● Directive: Without the pictures, return each record as it appears.

—————

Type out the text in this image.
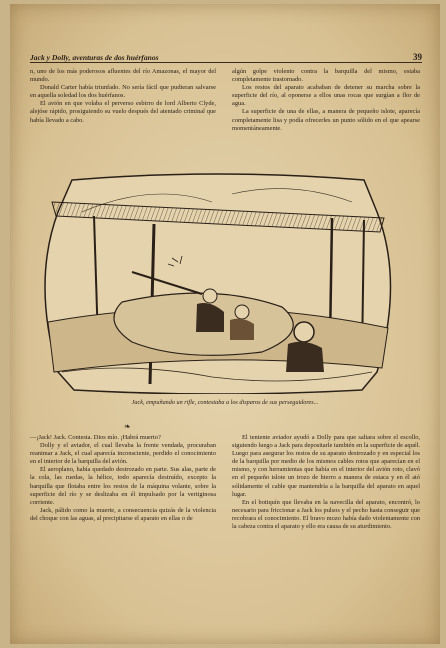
Jack y Dolly, aventuras de dos huérfanos	39

n, uno de los más poderosos afluentes del río Amazonas, el mayor del mundo.

Donald Carter había triunfado. No sería fácil que pudieran salvarse en aquella soledad los dos huérfanos.

El avión en que volaba el perverso esbirro de lord Alberto Clyde, alejóse rápido, prosiguiendo su vuelo después del atentado criminal que había llevado a cabo.

algún golpe violento contra la barquilla del mismo, estaba completamente trastornado.

Los restos del aparato acababan de detener su marcha sobre la superficie del río, al oponerse a ellos unas rocas que surgían a flor de agua.

La superficie de una de ellas, a manera de pequeño islote, aparecía completamente lisa y podía ofrecerles un punto sólido en el que apearse momentáneamente.

Jack, empuñando un rifle, contestaba a los disparos de sus perseguidores...
❧

—¡Jack! Jack. Contesta. Dios mío. ¡Habrá muerto?

Dolly y el aviador, el cual llevaba la frente vendada, procuraban reanimar a Jack, el cual aparecía inconsciente, perdido el conocimiento en el interior de la barquilla del avión.

El aeroplano, había quedado destrozado en parte. Sus alas, parte de la cola, las ruedas, la hélice, todo aparecía destruído, excepto la barquilla que flotaba entre los restos de la máquina volante, sobre la superficie del río y se deslizaba en él impulsado por la vertiginosa corriente.

Jack, pálido como la muerte, a consecuencia quizás de la violencia del choque con las aguas, al precipitarse el aparato en ellas o de

El teniente aviador ayudó a Dolly para que saltara sobre el escollo, siguiendo luego a Jack para depositarle también en la superficie de aquél. Luego para asegurar los restos de su aparato destrozado y en especial los de la barquilla por medio de los mismos cables rotos que aparecían en el mismo, y con herramientas que había en el interior del avión roto, clavó en el pequeño islote un trozo de hierro a manera de estaca y en él ató sólidamente el cable que mantendría a la barquilla del aparato en aquel lugar.

En el botiquín que llevaba en la navecilla del aparato, encontró, lo necesario para friccionar a Jack los pulsos y el pecho hasta conseguir que recobrara el conocimiento. El bravo mozo había dado violentamente con la cabeza contra el aparato y ello era causa de su aturdimiento.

—————

● Finished task:
Type out the text in this image.
Jack y Dolly, aventuras de dos huérfanos	39

n, uno de los más poderosos afluentes del río Amazonas, el mayor del mundo.

Donald Carter había triunfado. No sería fácil que pudieran salvarse en aquella soledad los dos huérfanos.

El avión en que volaba el perverso esbirro de lord Alberto Clyde, alejóse rápido, prosiguiendo su vuelo después del atentado criminal que había llevado a cabo.

algún golpe violento contra la barquilla del mismo, estaba completamente trastornado.

Los restos del aparato acababan de detener su marcha sobre la superficie del río, al oponerse a ellos unas rocas que surgían a flor de agua.

La superficie de una de ellas, a manera de pequeño islote, aparecía completamente lisa y podía ofrecerles un punto sólido en el que apearse momentáneamente.

Jack, empuñando un rifle, contestaba a los disparos de sus perseguidores...
❧

—¡Jack! Jack. Contesta. Dios mío. ¡Habrá muerto?

Dolly y el aviador, el cual llevaba la frente vendada, procuraban reanimar a Jack, el cual aparecía inconsciente, perdido el conocimiento en el interior de la barquilla del avión.

El aeroplano, había quedado destrozado en parte. Sus alas, parte de la cola, las ruedas, la hélice, todo aparecía destruído, excepto la barquilla que flotaba entre los restos de la máquina volante, sobre la superficie del río y se deslizaba en él impulsado por la vertiginosa corriente.

Jack, pálido como la muerte, a consecuencia quizás de la violencia del choque con las aguas, al precipitarse el aparato en ellas o de

El teniente aviador ayudó a Dolly para que saltara sobre el escollo, siguiendo luego a Jack para depositarle también en la superficie de aquél. Luego para asegurar los restos de su aparato destrozado y en especial los de la barquilla por medio de los mismos cables rotos que aparecían en el mismo, y con herramientas que había en el interior del avión roto, clavó en el pequeño islote un trozo de hierro a manera de estaca y en él ató sólidamente el cable que mantendría a la barquilla del aparato en aquel lugar.

En el botiquín que llevaba en la navecilla del aparato, encontró, lo necesario para friccionar a Jack los pulsos y el pecho hasta conseguir que recobrara el conocimiento. El bravo mozo había dado violentamente con la cabeza contra el aparato y ello era causa de su aturdimiento.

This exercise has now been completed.